§ **CHALLENGE**
Repeat the entire listing exactly.

A block of data
··········
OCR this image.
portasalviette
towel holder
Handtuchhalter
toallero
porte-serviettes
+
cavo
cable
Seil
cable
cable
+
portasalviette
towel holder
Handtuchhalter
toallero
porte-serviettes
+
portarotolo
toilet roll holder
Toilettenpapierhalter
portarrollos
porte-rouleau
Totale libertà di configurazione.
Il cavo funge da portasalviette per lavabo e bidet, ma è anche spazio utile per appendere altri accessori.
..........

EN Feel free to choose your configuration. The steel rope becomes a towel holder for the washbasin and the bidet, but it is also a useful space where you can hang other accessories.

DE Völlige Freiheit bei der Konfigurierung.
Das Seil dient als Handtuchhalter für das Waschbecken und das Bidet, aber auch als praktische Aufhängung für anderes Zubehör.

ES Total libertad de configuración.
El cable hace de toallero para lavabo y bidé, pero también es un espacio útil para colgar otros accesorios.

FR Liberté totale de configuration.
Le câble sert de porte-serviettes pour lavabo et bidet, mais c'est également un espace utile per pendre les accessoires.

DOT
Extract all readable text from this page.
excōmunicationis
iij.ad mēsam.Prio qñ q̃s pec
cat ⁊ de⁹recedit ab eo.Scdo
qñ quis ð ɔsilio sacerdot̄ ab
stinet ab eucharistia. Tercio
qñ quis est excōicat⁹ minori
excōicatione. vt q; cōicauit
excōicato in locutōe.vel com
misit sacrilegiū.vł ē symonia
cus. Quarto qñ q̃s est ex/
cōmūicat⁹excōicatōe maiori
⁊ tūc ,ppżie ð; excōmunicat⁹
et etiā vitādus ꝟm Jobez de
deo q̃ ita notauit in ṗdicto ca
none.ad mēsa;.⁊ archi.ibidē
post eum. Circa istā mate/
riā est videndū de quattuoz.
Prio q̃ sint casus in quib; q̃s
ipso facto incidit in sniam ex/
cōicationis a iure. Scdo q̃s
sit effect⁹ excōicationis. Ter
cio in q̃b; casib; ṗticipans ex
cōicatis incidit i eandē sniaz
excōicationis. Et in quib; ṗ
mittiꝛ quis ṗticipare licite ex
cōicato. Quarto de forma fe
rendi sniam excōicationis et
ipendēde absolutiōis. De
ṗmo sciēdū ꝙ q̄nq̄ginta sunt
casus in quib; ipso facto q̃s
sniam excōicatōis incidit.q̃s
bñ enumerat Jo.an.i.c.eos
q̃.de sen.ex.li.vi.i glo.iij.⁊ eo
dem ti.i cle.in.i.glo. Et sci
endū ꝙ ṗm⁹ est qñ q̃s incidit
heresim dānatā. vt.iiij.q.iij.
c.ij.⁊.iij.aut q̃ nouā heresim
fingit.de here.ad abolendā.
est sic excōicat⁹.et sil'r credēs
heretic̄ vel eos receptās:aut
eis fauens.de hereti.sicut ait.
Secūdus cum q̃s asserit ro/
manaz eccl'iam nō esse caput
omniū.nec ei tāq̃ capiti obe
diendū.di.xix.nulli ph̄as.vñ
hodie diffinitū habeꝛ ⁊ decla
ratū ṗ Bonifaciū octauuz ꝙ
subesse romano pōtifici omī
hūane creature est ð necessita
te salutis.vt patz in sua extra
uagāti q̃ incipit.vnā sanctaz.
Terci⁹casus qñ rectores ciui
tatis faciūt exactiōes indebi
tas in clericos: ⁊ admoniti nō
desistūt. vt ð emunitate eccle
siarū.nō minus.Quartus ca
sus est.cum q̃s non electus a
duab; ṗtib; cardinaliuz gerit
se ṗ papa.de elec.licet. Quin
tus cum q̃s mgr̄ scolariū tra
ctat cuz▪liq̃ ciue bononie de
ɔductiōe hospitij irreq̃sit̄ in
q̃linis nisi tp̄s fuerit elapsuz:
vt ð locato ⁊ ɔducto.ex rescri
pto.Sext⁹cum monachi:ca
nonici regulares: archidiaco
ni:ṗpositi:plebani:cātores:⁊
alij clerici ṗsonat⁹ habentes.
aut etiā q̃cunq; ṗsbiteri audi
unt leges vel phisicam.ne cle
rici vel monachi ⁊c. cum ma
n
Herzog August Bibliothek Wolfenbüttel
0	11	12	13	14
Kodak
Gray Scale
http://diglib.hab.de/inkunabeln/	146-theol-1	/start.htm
··········
§ **ANSWER TO THE EXERCISE**
OCR this image.
portasalviette
towel holder
Handtuchhalter
toallero
porte-serviettes
+
cavo
cable
Seil
cable
cable
+
portasalviette
towel holder
Handtuchhalter
toallero
porte-serviettes
+
portarotolo
toilet roll holder
Toilettenpapierhalter
portarrollos
porte-rouleau
Totale libertà di configurazione.
Il cavo funge da portasalviette per lavabo e bidet, ma è anche spazio utile per appendere altri accessori.
..........

EN Feel free to choose your configuration. The steel rope becomes a towel holder for the washbasin and the bidet, but it is also a useful space where you can hang other accessories.

DE Völlige Freiheit bei der Konfigurierung.
Das Seil dient als Handtuchhalter für das Waschbecken und das Bidet, aber auch als praktische Aufhängung für anderes Zubehör.

ES Total libertad de configuración.
El cable hace de toallero para lavabo y bidé, pero también es un espacio útil para colgar otros accesorios.

FR Liberté totale de configuration.
Le câble sert de porte-serviettes pour lavabo et bidet, mais c'est également un espace utile per pendre les accessoires.

DOT
Extract all readable text from this page.
excōmunicationis
iij.ad mēsam.Prio qñ q̃s pec
cat ⁊ de⁹recedit ab eo.Scdo
qñ quis ð ɔsilio sacerdot̄ ab
stinet ab eucharistia. Tercio
qñ quis est excōicat⁹ minori
excōicatione. vt q; cōicauit
excōicato in locutōe.vel com
misit sacrilegiū.vł ē symonia
cus. Quarto qñ q̃s est ex/
cōmūicat⁹excōicatōe maiori
⁊ tūc ,ppżie ð; excōmunicat⁹
et etiā vitādus ꝟm Jobez de
deo q̃ ita notauit in ṗdicto ca
none.ad mēsa;.⁊ archi.ibidē
post eum. Circa istā mate/
riā est videndū de quattuoz.
Prio q̃ sint casus in quib; q̃s
ipso facto incidit in sniam ex/
cōicationis a iure. Scdo q̃s
sit effect⁹ excōicationis. Ter
cio in q̃b; casib; ṗticipans ex
cōicatis incidit i eandē sniaz
excōicationis. Et in quib; ṗ
mittiꝛ quis ṗticipare licite ex
cōicato. Quarto de forma fe
rendi sniam excōicationis et
ipendēde absolutiōis. De
ṗmo sciēdū ꝙ q̄nq̄ginta sunt
casus in quib; ipso facto q̃s
sniam excōicatōis incidit.q̃s
bñ enumerat Jo.an.i.c.eos
q̃.de sen.ex.li.vi.i glo.iij.⁊ eo
dem ti.i cle.in.i.glo. Et sci
endū ꝙ ṗm⁹ est qñ q̃s incidit
heresim dānatā. vt.iiij.q.iij.
c.ij.⁊.iij.aut q̃ nouā heresim
fingit.de here.ad abolendā.
est sic excōicat⁹.et sil'r credēs
heretic̄ vel eos receptās:aut
eis fauens.de hereti.sicut ait.
Secūdus cum q̃s asserit ro/
manaz eccl'iam nō esse caput
omniū.nec ei tāq̃ capiti obe
diendū.di.xix.nulli ph̄as.vñ
hodie diffinitū habeꝛ ⁊ decla
ratū ṗ Bonifaciū octauuz ꝙ
subesse romano pōtifici omī
hūane creature est ð necessita
te salutis.vt patz in sua extra
uagāti q̃ incipit.vnā sanctaz.
Terci⁹casus qñ rectores ciui
tatis faciūt exactiōes indebi
tas in clericos: ⁊ admoniti nō
desistūt. vt ð emunitate eccle
siarū.nō minus.Quartus ca
sus est.cum q̃s non electus a
duab; ṗtib; cardinaliuz gerit
se ṗ papa.de elec.licet. Quin
tus cum q̃s mgr̄ scolariū tra
ctat cuz▪liq̃ ciue bononie de
ɔductiōe hospitij irreq̃sit̄ in
q̃linis nisi tp̄s fuerit elapsuz:
vt ð locato ⁊ ɔducto.ex rescri
pto.Sext⁹cum monachi:ca
nonici regulares: archidiaco
ni:ṗpositi:plebani:cātores:⁊
alij clerici ṗsonat⁹ habentes.
aut etiā q̃cunq; ṗsbiteri audi
unt leges vel phisicam.ne cle
rici vel monachi ⁊c. cum ma
n
Herzog August Bibliothek Wolfenbüttel
0	11	12	13	14
Kodak
Gray Scale
http://diglib.hab.de/inkunabeln/	146-theol-1	/start.htm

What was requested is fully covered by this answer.